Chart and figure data
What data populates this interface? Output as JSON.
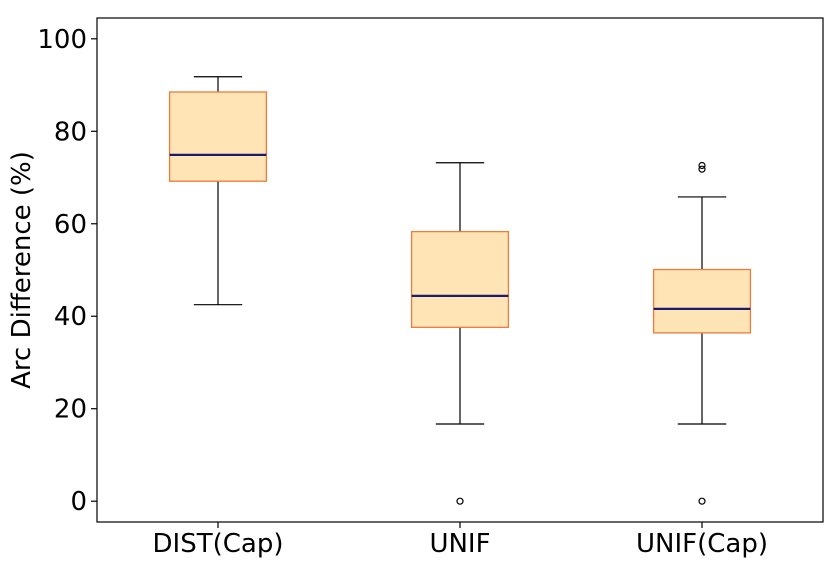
{
  "chart_data": {
    "type": "box",
    "title": "",
    "xlabel": "",
    "ylabel": "Arc Difference (%)",
    "ylim": [
      -4.5,
      104.5
    ],
    "yticks": [
      0,
      20,
      40,
      60,
      80,
      100
    ],
    "grid": false,
    "categories": [
      "DIST(Cap)",
      "UNIF",
      "UNIF(Cap)"
    ],
    "boxes": [
      {
        "category": "DIST(Cap)",
        "whisker_low": 42.5,
        "q1": 69.2,
        "median": 74.9,
        "q3": 88.5,
        "whisker_high": 91.8,
        "outliers": []
      },
      {
        "category": "UNIF",
        "whisker_low": 16.7,
        "q1": 37.6,
        "median": 44.4,
        "q3": 58.3,
        "whisker_high": 73.2,
        "outliers": [
          0
        ]
      },
      {
        "category": "UNIF(Cap)",
        "whisker_low": 16.7,
        "q1": 36.4,
        "median": 41.6,
        "q3": 50.1,
        "whisker_high": 65.8,
        "outliers": [
          0,
          71.8,
          72.6
        ]
      }
    ],
    "colors": {
      "box_fill": "#FFE4B5",
      "box_edge": "#F07A3A",
      "median": "#1A1A6E",
      "whisker": "#000000",
      "flier": "#000000",
      "axis": "#000000"
    }
  }
}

OBJECTIVE:
Reproduce the entries above exactly. Do not include the images.

SOLUTION BELOW:
What data populates this interface? Output as JSON.
{
  "chart_data": {
    "type": "box",
    "title": "",
    "xlabel": "",
    "ylabel": "Arc Difference (%)",
    "ylim": [
      -4.5,
      104.5
    ],
    "yticks": [
      0,
      20,
      40,
      60,
      80,
      100
    ],
    "grid": false,
    "categories": [
      "DIST(Cap)",
      "UNIF",
      "UNIF(Cap)"
    ],
    "boxes": [
      {
        "category": "DIST(Cap)",
        "whisker_low": 42.5,
        "q1": 69.2,
        "median": 74.9,
        "q3": 88.5,
        "whisker_high": 91.8,
        "outliers": []
      },
      {
        "category": "UNIF",
        "whisker_low": 16.7,
        "q1": 37.6,
        "median": 44.4,
        "q3": 58.3,
        "whisker_high": 73.2,
        "outliers": [
          0
        ]
      },
      {
        "category": "UNIF(Cap)",
        "whisker_low": 16.7,
        "q1": 36.4,
        "median": 41.6,
        "q3": 50.1,
        "whisker_high": 65.8,
        "outliers": [
          0,
          71.8,
          72.6
        ]
      }
    ],
    "colors": {
      "box_fill": "#FFE4B5",
      "box_edge": "#F07A3A",
      "median": "#1A1A6E",
      "whisker": "#000000",
      "flier": "#000000",
      "axis": "#000000"
    }
  }
}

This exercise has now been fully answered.